● **SHORT TASK**
Pull out every line of the listing below where "subtitle" appears.

● **Data entries for graphics**
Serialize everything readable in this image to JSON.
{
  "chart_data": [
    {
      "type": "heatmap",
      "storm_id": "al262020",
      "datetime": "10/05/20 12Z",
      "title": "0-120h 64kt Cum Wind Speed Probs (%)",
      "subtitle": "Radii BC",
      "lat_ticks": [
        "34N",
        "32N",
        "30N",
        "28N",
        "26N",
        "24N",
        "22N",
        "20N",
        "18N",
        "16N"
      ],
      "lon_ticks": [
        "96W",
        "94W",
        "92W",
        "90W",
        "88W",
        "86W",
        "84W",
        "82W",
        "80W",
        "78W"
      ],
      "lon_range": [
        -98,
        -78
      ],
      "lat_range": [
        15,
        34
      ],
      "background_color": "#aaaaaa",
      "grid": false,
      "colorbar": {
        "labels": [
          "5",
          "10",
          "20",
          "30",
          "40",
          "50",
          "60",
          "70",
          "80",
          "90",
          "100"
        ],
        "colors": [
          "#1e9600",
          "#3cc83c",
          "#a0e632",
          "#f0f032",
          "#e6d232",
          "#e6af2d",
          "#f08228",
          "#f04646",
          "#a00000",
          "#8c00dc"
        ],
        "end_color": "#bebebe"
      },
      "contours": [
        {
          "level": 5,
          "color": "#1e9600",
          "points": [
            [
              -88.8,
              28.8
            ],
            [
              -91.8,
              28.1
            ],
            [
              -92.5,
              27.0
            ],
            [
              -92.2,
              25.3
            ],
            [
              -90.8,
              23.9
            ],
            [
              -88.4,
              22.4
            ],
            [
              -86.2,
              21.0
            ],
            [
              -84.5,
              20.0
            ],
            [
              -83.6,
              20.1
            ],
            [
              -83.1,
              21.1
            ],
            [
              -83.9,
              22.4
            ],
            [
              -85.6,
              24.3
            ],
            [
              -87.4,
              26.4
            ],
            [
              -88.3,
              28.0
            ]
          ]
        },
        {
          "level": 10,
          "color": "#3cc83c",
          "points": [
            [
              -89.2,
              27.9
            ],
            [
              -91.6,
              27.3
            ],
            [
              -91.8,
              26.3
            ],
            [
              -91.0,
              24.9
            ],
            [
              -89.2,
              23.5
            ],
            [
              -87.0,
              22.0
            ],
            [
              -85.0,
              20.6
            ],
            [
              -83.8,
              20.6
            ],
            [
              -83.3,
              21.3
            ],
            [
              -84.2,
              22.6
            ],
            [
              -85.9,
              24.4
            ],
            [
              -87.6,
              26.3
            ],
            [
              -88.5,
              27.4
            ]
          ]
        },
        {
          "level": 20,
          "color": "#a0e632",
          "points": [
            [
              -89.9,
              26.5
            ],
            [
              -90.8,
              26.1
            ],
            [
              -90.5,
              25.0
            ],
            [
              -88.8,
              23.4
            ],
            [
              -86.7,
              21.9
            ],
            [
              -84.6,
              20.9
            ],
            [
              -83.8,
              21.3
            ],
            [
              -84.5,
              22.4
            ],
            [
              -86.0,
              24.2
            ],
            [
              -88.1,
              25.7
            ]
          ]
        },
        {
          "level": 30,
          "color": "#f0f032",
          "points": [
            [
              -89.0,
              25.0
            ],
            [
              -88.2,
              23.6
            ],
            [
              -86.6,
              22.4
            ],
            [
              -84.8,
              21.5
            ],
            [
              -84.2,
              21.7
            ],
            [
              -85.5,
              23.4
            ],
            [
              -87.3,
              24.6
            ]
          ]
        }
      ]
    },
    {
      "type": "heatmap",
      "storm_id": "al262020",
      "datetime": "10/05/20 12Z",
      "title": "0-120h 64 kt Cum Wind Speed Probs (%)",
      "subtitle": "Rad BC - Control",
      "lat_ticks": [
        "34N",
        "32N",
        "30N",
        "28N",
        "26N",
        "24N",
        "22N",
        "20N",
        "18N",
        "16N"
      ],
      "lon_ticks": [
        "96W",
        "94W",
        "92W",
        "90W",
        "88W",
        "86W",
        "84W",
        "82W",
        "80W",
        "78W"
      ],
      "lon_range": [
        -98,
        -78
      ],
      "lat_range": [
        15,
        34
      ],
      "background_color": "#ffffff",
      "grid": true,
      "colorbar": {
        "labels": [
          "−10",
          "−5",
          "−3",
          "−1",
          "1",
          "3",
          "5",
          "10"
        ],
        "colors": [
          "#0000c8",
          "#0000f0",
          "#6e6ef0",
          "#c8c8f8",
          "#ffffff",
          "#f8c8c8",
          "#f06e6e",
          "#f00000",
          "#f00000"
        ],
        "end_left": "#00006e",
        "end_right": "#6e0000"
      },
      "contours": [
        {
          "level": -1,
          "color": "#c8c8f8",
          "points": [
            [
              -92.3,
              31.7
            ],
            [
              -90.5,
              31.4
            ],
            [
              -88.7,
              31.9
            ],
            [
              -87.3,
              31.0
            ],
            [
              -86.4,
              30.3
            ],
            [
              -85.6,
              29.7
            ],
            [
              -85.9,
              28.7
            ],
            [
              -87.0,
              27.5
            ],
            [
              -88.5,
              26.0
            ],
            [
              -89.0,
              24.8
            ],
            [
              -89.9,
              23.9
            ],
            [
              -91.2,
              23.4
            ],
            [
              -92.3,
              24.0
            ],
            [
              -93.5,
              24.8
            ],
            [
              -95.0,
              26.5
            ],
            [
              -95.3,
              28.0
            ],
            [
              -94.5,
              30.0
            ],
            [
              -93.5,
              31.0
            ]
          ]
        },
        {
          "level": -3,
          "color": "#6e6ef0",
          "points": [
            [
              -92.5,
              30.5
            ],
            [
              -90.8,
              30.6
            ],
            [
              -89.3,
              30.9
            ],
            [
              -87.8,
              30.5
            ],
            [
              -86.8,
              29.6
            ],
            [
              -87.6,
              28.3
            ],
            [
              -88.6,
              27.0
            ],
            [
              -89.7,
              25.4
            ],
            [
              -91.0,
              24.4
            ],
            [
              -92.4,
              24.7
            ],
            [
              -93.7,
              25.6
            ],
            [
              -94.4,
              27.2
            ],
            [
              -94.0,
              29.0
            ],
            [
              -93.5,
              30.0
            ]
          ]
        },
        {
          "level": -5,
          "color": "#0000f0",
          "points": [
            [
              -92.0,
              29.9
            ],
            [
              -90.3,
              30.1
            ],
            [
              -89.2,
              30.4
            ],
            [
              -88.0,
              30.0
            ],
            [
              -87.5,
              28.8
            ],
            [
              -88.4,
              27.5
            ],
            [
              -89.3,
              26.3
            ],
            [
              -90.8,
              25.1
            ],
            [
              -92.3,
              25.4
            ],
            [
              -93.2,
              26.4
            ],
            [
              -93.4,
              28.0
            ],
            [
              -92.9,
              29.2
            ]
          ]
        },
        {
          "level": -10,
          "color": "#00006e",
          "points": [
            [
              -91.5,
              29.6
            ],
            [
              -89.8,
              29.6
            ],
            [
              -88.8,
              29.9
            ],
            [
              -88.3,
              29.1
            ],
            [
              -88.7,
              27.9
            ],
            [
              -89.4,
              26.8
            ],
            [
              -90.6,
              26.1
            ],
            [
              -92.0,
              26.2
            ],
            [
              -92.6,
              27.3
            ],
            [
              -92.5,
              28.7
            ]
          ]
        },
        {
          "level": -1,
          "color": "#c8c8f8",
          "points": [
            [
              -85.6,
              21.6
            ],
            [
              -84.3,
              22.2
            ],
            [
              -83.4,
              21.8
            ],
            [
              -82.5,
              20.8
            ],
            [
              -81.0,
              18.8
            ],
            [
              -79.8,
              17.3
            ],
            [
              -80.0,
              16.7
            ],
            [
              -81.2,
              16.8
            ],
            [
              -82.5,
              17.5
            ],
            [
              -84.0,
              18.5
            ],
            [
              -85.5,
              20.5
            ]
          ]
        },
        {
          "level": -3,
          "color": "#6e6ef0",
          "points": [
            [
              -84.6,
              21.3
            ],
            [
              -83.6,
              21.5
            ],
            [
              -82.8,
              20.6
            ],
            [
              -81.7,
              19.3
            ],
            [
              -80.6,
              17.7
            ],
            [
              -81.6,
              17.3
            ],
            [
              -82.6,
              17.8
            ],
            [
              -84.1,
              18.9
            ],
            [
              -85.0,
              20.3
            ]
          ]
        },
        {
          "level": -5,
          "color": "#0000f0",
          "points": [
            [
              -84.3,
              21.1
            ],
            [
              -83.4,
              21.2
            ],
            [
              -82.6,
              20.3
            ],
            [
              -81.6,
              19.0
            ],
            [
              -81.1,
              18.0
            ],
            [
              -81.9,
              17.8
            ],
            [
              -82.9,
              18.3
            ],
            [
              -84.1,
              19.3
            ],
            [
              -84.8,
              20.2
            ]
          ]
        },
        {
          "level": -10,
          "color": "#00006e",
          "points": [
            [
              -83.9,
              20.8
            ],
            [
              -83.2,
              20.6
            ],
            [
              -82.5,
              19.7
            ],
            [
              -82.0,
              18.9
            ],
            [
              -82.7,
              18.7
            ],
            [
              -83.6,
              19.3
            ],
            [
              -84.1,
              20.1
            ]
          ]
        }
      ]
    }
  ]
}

● **TASK ANSWER**
      "subtitle": "Radii BC",
      "subtitle": "Rad BC - Control",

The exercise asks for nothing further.